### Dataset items
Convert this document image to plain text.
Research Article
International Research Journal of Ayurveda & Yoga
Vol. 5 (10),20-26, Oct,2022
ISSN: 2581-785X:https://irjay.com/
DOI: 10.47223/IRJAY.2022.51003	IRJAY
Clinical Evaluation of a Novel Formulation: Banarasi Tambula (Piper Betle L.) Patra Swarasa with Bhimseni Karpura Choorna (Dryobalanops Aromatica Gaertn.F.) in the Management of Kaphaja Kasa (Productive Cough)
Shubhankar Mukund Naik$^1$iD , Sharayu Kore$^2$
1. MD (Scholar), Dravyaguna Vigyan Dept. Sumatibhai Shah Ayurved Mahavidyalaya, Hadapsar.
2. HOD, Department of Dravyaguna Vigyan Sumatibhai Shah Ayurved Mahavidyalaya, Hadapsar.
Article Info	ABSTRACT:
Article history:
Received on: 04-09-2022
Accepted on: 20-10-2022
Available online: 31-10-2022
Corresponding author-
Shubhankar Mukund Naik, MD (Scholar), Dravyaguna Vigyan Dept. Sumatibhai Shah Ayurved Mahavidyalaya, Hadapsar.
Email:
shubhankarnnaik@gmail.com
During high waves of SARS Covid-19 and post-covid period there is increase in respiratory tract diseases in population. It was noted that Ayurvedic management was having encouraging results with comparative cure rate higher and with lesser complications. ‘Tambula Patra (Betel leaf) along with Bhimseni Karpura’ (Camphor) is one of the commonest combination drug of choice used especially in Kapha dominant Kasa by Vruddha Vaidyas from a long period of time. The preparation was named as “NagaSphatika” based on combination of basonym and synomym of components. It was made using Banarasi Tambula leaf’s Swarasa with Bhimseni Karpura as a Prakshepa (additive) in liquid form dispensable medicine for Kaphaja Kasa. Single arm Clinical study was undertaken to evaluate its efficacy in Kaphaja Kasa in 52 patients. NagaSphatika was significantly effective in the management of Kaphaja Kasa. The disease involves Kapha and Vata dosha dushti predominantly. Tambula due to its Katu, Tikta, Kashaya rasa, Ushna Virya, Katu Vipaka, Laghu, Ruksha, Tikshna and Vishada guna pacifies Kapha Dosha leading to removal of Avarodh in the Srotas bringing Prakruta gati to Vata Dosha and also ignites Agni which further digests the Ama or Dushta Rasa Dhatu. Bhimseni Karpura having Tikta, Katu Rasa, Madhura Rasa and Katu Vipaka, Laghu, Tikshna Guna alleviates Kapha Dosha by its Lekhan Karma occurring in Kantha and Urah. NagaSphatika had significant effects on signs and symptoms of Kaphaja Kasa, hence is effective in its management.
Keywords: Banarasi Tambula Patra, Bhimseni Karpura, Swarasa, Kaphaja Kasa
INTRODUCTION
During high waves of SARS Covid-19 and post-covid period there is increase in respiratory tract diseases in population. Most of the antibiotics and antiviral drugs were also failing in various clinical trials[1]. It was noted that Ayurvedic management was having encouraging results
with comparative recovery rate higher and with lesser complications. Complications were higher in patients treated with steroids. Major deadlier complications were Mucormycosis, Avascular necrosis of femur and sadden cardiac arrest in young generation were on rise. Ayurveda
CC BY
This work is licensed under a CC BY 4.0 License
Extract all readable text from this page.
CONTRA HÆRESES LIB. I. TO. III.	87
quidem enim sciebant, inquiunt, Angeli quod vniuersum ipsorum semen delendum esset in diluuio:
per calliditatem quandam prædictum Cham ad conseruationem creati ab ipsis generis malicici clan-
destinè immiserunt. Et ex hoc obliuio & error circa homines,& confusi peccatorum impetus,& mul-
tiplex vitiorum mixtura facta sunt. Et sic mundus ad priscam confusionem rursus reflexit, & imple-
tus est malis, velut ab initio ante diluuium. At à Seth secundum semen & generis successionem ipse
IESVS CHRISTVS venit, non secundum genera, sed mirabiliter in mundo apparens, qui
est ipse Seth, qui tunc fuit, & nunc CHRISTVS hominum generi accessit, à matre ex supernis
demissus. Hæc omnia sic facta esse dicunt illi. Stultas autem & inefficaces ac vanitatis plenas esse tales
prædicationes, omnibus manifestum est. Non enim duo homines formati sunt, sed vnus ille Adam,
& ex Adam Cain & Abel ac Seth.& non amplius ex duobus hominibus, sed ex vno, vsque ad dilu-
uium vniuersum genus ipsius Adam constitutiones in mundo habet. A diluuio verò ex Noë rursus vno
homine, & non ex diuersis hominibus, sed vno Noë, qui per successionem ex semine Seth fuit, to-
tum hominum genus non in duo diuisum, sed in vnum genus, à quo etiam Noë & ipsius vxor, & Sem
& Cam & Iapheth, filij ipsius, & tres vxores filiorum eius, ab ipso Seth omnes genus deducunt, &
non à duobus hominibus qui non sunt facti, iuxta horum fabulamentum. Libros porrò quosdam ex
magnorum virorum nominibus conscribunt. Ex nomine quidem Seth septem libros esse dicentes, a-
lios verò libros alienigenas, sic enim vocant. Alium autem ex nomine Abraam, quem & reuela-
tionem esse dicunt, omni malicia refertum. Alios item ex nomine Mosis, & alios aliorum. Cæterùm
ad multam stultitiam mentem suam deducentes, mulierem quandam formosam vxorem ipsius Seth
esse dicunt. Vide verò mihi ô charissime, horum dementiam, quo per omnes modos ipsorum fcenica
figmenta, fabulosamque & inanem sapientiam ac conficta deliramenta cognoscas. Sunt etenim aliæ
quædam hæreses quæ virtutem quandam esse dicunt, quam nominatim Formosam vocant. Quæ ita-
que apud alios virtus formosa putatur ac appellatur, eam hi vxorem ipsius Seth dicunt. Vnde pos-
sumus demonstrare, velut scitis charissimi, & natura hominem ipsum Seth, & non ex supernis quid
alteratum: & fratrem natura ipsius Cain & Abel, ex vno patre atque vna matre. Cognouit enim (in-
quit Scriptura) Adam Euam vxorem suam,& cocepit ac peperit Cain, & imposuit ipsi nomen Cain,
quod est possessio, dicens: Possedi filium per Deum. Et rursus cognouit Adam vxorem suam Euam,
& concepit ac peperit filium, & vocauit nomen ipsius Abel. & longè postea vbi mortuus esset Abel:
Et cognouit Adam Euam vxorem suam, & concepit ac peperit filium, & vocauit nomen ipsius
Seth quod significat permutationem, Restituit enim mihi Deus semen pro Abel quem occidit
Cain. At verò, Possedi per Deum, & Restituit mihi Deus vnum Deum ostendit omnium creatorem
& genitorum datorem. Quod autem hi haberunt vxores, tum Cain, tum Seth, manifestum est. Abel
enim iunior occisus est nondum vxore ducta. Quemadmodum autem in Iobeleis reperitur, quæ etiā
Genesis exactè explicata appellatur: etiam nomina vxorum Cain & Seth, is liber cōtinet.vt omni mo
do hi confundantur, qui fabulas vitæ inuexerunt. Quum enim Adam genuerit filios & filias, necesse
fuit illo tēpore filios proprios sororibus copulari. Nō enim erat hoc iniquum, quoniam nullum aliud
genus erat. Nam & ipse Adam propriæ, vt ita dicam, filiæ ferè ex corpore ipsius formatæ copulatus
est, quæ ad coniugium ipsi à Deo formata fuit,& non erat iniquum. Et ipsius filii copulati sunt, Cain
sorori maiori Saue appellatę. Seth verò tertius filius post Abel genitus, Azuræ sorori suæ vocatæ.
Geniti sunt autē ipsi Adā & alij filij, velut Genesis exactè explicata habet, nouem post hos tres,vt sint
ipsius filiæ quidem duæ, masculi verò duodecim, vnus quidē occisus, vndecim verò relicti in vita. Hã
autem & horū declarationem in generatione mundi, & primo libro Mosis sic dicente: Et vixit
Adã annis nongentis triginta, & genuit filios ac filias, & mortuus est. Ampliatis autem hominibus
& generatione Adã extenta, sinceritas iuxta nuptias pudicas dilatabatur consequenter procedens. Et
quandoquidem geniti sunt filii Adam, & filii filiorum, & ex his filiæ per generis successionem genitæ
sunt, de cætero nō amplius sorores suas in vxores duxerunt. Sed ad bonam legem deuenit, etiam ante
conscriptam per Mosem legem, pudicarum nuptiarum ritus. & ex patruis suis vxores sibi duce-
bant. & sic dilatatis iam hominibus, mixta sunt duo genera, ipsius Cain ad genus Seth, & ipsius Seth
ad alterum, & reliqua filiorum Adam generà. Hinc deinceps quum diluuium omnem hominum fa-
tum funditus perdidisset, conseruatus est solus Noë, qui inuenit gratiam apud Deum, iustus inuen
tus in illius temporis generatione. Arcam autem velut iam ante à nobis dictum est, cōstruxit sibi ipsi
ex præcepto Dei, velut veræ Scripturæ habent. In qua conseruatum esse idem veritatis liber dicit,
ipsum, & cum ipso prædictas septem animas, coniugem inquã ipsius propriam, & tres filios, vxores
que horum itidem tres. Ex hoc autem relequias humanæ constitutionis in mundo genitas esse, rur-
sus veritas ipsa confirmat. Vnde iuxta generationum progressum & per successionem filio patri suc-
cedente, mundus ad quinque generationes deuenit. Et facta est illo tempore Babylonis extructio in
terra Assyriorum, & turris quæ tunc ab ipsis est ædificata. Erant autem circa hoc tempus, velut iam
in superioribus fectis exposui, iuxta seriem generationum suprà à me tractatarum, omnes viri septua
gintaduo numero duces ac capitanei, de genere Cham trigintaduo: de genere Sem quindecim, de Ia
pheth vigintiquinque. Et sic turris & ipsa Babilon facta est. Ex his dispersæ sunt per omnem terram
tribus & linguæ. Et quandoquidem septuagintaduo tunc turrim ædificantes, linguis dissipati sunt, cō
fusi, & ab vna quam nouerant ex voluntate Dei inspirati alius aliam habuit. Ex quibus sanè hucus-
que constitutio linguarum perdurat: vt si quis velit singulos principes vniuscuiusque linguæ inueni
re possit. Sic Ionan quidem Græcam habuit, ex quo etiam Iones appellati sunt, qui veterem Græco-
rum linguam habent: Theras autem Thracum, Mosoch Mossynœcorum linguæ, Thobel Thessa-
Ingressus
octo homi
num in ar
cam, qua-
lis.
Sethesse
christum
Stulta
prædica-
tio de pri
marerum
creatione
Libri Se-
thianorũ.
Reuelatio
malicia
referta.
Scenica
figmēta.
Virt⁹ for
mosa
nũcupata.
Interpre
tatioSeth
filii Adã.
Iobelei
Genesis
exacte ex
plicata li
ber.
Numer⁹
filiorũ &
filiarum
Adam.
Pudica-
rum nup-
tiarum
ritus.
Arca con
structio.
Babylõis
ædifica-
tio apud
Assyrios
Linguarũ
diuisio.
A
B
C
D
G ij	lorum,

### Task instructions
Count the lines of the data that hold the string "ipsis", and give that number as the entire reply.

### Reply
2